* _WHAT THIS TASK INVOLVES_:
All lines of the entries with "wird" in them must be listed.

(INPUT DATA)

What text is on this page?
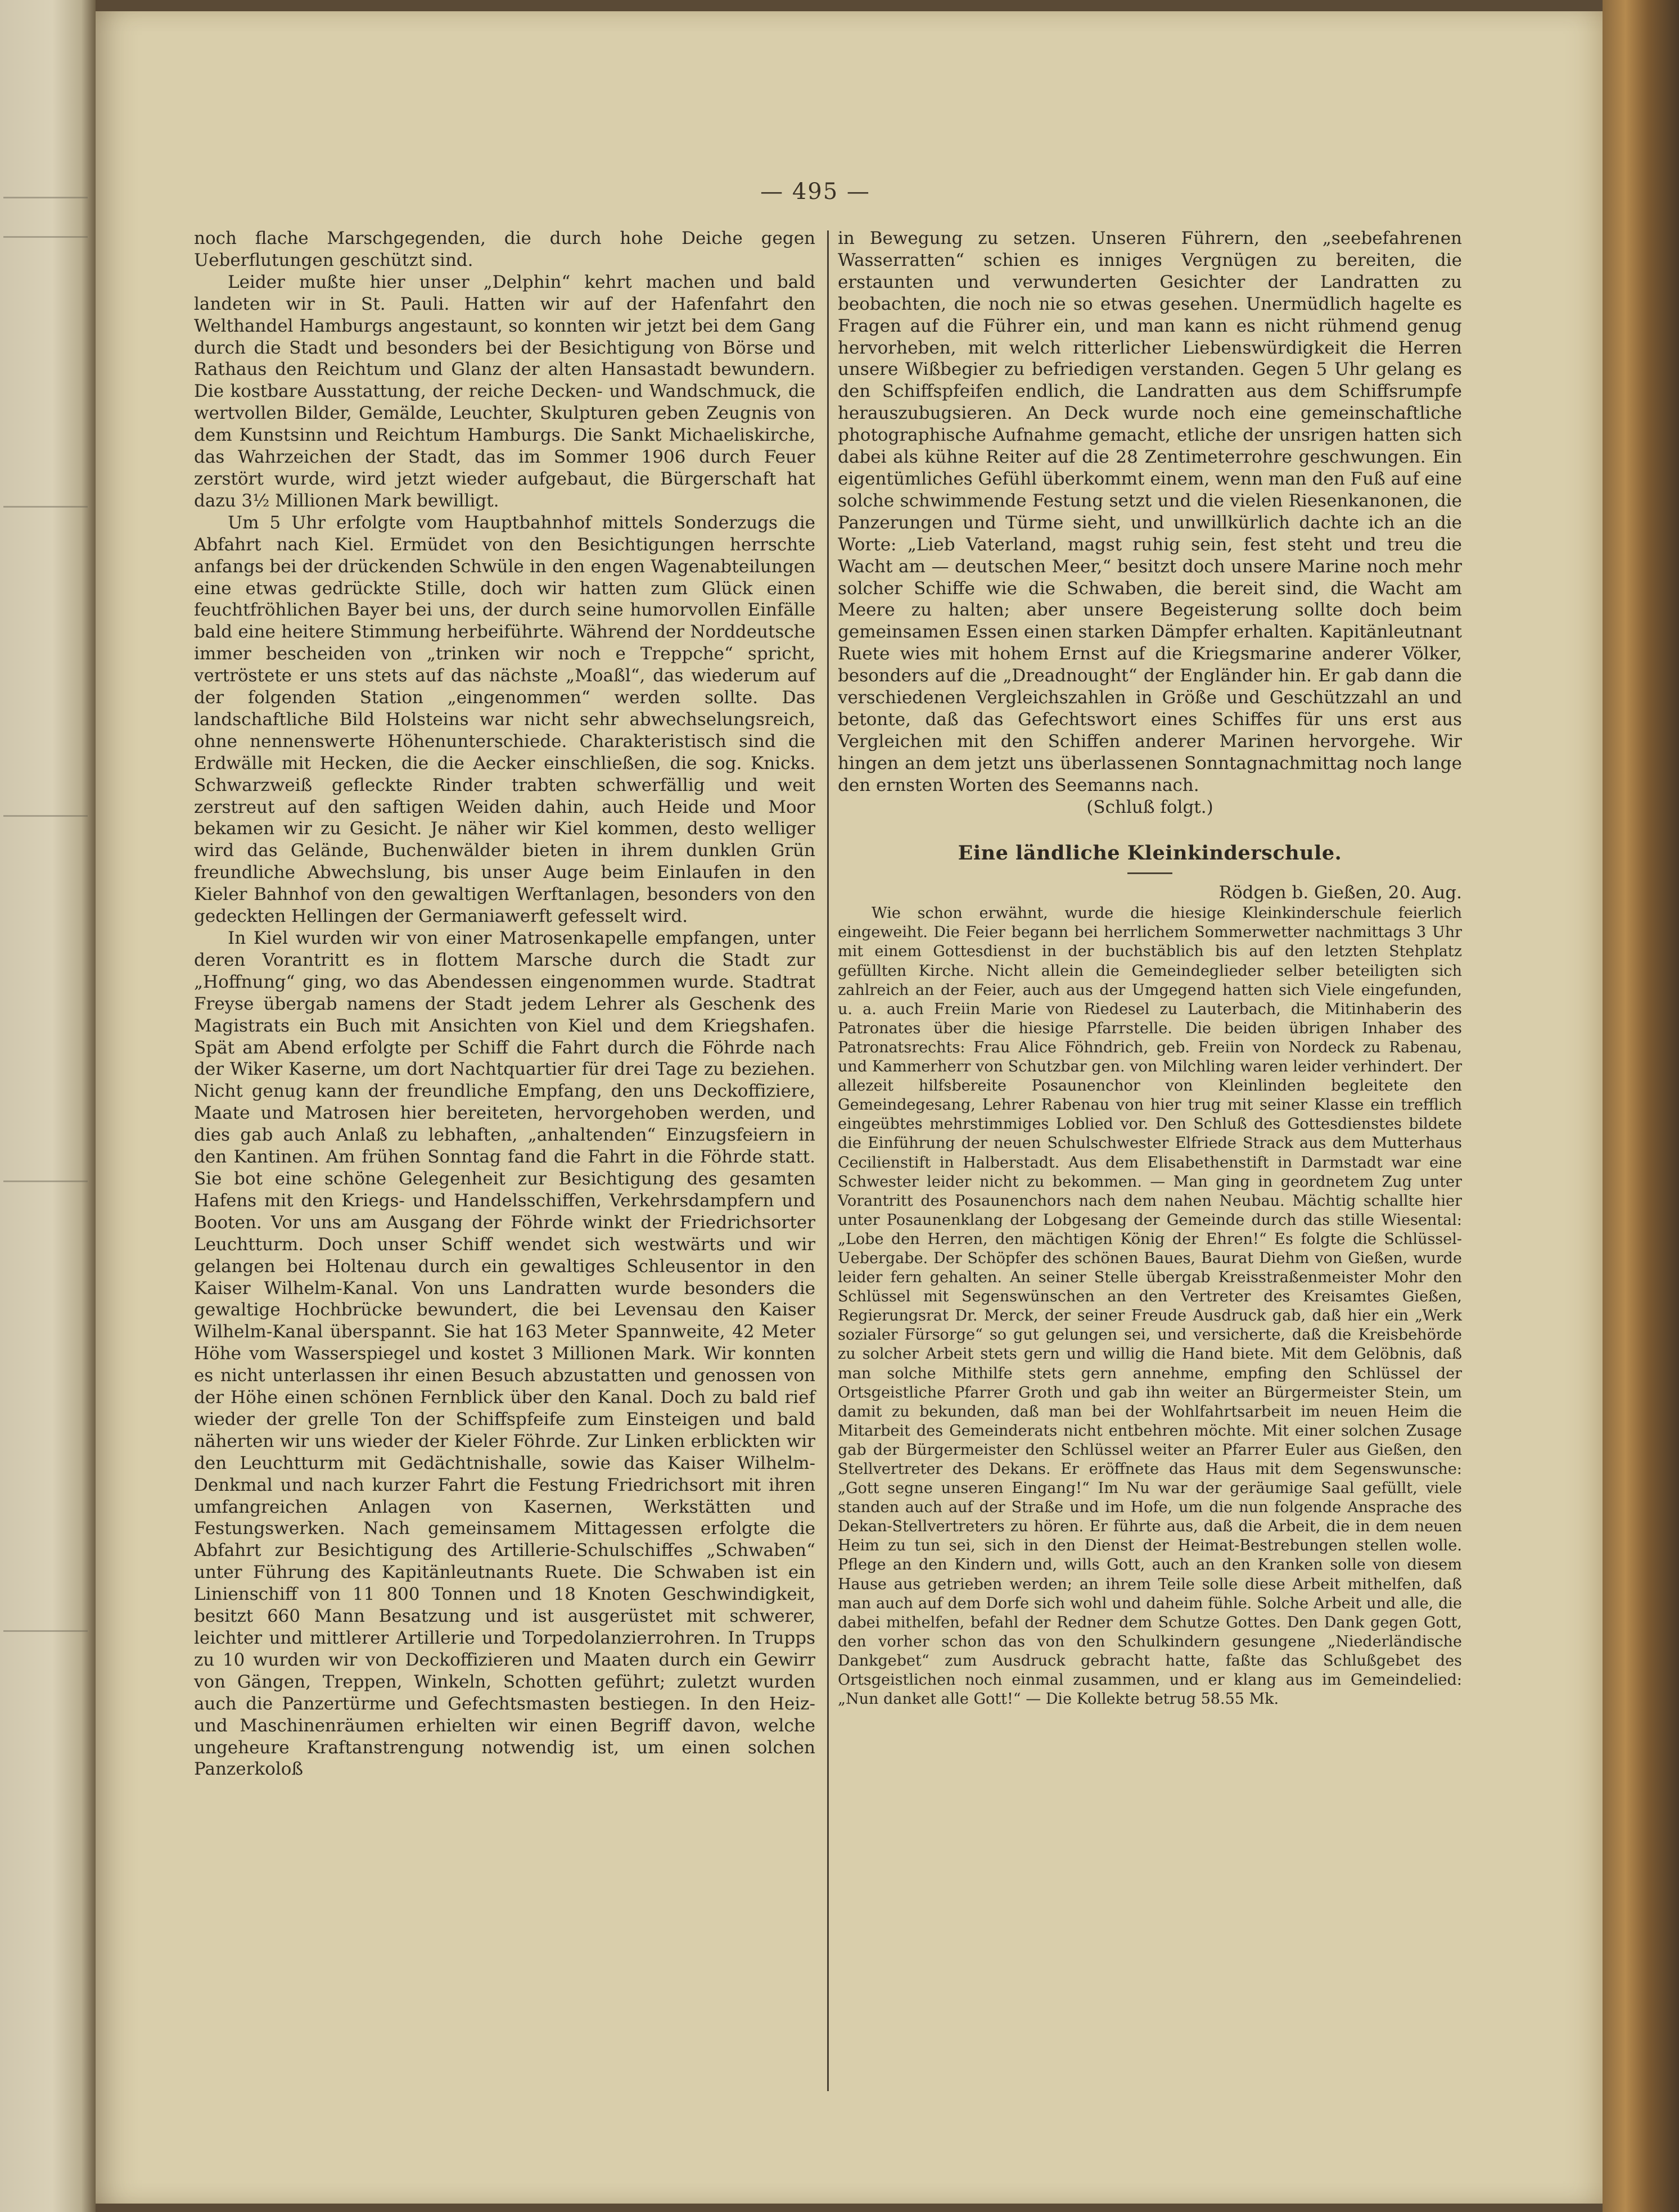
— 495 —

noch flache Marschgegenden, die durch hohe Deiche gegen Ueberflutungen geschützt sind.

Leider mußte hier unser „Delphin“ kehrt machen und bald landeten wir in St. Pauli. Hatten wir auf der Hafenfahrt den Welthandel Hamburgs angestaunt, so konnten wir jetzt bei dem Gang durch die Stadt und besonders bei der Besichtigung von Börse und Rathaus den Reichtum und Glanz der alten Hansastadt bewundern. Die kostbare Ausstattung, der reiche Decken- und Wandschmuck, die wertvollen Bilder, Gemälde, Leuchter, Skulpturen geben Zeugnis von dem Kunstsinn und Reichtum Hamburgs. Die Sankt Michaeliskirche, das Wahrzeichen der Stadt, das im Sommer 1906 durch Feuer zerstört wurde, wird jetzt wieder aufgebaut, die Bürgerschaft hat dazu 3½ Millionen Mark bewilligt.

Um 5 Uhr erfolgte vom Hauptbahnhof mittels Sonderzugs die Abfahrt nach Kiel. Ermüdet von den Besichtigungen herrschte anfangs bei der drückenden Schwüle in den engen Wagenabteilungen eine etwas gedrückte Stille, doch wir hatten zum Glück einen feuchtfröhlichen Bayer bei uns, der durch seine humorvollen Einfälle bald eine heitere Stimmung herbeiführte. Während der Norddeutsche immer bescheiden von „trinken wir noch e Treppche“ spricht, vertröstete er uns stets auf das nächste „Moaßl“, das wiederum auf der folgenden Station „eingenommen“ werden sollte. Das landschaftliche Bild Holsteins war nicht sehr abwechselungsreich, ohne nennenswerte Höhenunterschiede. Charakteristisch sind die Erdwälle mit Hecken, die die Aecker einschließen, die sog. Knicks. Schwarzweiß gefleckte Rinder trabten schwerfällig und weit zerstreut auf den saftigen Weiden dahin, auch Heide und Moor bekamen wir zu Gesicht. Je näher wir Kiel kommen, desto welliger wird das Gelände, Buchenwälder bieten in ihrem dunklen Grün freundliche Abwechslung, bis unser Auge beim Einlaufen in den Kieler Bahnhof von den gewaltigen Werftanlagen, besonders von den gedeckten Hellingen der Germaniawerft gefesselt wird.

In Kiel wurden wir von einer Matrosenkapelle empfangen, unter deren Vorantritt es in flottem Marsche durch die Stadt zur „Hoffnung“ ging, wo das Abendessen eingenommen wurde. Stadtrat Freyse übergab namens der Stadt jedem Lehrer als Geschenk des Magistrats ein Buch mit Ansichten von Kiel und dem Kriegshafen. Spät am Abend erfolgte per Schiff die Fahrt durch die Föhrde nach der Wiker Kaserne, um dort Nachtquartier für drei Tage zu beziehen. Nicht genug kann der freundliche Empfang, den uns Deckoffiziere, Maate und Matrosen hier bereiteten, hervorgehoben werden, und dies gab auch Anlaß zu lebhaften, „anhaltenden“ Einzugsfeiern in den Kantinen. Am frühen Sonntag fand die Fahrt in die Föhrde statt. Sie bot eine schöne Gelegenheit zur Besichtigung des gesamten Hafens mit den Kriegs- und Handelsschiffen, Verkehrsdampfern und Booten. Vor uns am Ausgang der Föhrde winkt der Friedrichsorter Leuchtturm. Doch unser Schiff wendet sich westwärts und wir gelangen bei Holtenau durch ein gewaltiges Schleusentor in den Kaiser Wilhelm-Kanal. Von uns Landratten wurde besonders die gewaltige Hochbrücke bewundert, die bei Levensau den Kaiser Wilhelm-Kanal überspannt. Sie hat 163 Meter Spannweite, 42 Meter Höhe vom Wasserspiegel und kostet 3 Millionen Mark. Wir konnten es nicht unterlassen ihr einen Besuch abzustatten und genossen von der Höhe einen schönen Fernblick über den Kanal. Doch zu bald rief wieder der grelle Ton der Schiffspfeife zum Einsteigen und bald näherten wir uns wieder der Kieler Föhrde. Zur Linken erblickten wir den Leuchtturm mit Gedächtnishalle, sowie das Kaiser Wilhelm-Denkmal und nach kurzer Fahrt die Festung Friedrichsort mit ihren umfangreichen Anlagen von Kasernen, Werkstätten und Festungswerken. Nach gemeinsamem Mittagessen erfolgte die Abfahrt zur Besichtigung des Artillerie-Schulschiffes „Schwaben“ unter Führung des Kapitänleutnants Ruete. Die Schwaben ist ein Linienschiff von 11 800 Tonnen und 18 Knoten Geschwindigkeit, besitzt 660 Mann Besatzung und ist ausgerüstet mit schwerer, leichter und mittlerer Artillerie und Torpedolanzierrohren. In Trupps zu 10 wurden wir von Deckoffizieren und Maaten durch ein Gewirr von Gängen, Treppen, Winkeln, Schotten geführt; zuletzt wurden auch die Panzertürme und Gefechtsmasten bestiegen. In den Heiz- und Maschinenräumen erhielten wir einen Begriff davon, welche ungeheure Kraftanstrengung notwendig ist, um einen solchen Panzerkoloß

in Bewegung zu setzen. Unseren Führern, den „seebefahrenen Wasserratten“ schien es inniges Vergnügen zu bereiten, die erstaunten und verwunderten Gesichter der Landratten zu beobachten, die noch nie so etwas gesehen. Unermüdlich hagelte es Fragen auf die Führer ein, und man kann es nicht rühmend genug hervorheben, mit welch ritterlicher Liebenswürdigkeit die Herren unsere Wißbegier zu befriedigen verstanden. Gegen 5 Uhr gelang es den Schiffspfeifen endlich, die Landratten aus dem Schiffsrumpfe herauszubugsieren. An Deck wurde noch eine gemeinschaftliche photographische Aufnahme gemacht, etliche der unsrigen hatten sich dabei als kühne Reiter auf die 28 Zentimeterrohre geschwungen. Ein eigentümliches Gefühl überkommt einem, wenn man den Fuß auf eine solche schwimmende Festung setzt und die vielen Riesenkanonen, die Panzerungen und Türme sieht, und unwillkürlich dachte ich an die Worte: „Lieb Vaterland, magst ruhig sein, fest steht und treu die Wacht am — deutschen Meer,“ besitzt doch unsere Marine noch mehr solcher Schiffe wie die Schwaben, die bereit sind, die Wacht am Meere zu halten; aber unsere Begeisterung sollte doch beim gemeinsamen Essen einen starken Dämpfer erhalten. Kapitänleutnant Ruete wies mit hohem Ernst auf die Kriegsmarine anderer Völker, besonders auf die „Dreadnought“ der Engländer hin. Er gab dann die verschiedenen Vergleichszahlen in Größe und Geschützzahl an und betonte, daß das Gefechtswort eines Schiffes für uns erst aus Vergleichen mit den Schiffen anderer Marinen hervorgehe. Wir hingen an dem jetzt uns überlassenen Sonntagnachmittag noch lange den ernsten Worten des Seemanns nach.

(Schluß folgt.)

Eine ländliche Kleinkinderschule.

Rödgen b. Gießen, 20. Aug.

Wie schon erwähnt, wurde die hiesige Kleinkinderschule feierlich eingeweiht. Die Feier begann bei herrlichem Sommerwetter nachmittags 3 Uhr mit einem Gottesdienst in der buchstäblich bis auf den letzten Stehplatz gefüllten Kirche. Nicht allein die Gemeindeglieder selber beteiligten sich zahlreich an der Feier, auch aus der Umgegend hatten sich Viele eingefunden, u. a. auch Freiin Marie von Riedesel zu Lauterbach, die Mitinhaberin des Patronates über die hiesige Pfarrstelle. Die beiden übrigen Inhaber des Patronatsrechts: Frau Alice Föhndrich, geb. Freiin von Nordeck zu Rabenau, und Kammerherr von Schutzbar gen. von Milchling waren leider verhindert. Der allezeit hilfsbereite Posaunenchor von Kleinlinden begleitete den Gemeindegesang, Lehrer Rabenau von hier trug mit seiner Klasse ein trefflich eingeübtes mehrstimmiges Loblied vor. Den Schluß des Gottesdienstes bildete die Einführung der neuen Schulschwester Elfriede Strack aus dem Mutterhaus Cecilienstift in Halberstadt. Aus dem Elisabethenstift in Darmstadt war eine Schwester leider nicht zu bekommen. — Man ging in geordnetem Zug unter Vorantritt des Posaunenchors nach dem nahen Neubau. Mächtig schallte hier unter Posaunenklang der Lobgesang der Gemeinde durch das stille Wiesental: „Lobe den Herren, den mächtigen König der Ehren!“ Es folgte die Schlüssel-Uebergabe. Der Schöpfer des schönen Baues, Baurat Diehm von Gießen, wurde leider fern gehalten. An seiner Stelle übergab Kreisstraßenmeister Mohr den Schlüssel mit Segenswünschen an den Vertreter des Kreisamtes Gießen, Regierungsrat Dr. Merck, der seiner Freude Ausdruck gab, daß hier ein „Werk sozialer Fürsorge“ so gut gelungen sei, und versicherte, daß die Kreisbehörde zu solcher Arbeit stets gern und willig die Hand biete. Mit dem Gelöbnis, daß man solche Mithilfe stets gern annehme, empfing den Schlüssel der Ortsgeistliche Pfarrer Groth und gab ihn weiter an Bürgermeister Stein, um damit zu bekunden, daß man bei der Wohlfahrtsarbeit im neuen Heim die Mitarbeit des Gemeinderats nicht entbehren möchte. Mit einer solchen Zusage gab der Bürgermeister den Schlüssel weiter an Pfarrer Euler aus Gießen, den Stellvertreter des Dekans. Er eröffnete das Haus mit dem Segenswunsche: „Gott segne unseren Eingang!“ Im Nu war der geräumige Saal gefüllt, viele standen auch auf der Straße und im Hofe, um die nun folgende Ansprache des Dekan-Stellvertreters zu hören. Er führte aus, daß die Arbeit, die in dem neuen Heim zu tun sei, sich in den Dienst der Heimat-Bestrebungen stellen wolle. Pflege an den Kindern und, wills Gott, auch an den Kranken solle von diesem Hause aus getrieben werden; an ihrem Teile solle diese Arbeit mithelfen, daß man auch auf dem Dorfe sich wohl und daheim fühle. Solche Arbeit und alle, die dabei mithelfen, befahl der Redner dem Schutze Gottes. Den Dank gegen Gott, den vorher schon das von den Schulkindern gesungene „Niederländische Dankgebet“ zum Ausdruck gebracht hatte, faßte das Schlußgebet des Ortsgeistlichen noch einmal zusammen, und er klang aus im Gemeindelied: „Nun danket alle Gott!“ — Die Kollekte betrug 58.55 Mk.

(End INPUT DATA)

* _SOLUTION TO THIS EXERCISE_:
Leider mußte hier unser „Delphin“ kehrt machen und bald landeten wir in St. Pauli. Hatten wir auf der Hafenfahrt den Welthandel Hamburgs angestaunt, so konnten wir jetzt bei dem Gang durch die Stadt und besonders bei der Besichtigung von Börse und Rathaus den Reichtum und Glanz der alten Hansastadt bewundern. Die kostbare Ausstattung, der reiche Decken- und Wandschmuck, die wertvollen Bilder, Gemälde, Leuchter, Skulpturen geben Zeugnis von dem Kunstsinn und Reichtum Hamburgs. Die Sankt Michaeliskirche, das Wahrzeichen der Stadt, das im Sommer 1906 durch Feuer zerstört wurde, wird jetzt wieder aufgebaut, die Bürgerschaft hat dazu 3½ Millionen Mark bewilligt.
Um 5 Uhr erfolgte vom Hauptbahnhof mittels Sonderzugs die Abfahrt nach Kiel. Ermüdet von den Besichtigungen herrschte anfangs bei der drückenden Schwüle in den engen Wagenabteilungen eine etwas gedrückte Stille, doch wir hatten zum Glück einen feuchtfröhlichen Bayer bei uns, der durch seine humorvollen Einfälle bald eine heitere Stimmung herbeiführte. Während der Norddeutsche immer bescheiden von „trinken wir noch e Treppche“ spricht, vertröstete er uns stets auf das nächste „Moaßl“, das wiederum auf der folgenden Station „eingenommen“ werden sollte. Das landschaftliche Bild Holsteins war nicht sehr abwechselungsreich, ohne nennenswerte Höhenunterschiede. Charakteristisch sind die Erdwälle mit Hecken, die die Aecker einschließen, die sog. Knicks. Schwarzweiß gefleckte Rinder trabten schwerfällig und weit zerstreut auf den saftigen Weiden dahin, auch Heide und Moor bekamen wir zu Gesicht. Je näher wir Kiel kommen, desto welliger wird das Gelände, Buchenwälder bieten in ihrem dunklen Grün freundliche Abwechslung, bis unser Auge beim Einlaufen in den Kieler Bahnhof von den gewaltigen Werftanlagen, besonders von den gedeckten Hellingen der Germaniawerft gefesselt wird.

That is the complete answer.